[AIM]
Count the lines of the material below that contain the string "side", treating uppercase and lowercase as different. Reply with the number alone.

[RECORDS]
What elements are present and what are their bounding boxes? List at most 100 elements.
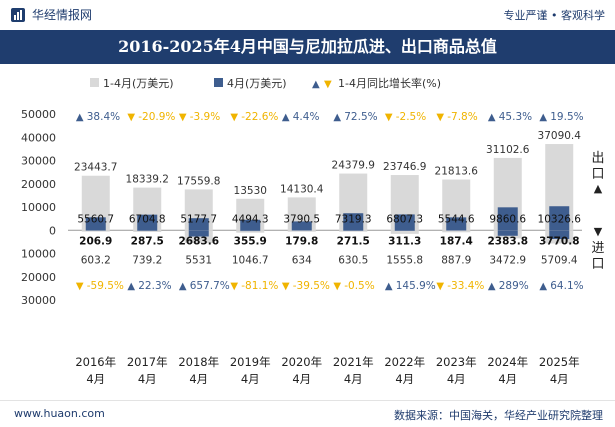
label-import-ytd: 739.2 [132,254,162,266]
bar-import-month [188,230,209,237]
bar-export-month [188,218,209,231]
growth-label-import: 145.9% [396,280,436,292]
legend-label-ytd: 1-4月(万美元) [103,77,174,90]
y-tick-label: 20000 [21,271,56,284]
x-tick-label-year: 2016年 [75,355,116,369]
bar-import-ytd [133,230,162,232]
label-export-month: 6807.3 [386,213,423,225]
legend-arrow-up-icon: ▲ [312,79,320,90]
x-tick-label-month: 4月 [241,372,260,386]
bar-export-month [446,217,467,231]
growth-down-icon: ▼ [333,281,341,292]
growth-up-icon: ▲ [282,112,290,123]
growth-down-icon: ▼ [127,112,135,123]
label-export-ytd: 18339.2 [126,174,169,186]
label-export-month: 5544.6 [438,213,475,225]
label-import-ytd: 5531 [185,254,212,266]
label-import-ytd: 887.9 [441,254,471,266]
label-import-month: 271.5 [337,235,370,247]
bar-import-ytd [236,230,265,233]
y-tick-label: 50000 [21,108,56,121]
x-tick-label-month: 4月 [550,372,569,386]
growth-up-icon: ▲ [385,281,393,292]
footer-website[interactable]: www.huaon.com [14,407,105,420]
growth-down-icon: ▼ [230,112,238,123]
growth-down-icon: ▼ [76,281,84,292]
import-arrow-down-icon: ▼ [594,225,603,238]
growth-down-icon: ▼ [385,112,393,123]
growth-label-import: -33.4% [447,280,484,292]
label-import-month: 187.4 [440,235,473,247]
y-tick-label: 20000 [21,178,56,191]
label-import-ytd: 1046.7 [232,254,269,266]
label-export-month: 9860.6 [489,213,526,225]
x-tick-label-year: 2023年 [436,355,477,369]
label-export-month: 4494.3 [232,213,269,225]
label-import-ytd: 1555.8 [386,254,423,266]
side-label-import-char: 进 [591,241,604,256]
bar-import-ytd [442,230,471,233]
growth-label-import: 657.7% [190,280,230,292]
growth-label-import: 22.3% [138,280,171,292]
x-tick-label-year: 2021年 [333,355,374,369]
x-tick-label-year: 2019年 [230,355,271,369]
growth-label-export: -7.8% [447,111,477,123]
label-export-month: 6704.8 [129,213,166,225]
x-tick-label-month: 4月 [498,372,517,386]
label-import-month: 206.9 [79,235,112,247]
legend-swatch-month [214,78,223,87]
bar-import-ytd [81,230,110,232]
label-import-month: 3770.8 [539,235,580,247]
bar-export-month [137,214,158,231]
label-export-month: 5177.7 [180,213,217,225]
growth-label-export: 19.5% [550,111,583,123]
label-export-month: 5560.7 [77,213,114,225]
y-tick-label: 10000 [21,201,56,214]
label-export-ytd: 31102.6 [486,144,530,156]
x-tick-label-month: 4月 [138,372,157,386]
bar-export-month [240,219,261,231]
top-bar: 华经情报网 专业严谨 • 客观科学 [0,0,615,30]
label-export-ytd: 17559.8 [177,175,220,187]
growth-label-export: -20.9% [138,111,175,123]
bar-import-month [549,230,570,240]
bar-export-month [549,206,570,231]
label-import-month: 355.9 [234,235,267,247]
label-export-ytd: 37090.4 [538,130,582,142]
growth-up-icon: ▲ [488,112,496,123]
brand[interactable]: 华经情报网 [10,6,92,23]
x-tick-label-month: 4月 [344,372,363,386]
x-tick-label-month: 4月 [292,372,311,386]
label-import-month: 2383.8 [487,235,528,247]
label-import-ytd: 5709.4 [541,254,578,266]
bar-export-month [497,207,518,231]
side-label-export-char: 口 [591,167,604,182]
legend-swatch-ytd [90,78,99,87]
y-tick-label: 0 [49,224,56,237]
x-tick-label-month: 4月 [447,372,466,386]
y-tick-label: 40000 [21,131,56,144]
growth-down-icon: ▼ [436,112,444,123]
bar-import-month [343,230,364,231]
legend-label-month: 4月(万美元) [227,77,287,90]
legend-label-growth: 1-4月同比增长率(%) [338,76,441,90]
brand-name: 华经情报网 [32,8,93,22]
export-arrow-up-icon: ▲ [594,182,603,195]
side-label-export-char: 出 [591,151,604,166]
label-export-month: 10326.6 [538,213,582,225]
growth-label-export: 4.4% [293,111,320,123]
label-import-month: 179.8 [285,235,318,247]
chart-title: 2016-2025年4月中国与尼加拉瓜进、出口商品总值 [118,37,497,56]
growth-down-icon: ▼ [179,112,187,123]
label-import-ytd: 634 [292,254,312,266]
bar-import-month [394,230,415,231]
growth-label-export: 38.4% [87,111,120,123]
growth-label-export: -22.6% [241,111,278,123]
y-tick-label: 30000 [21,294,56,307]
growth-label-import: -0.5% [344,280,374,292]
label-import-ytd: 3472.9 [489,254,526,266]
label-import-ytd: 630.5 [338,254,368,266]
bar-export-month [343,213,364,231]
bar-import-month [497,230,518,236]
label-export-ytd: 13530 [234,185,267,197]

[THE COMPLETED TASK]
3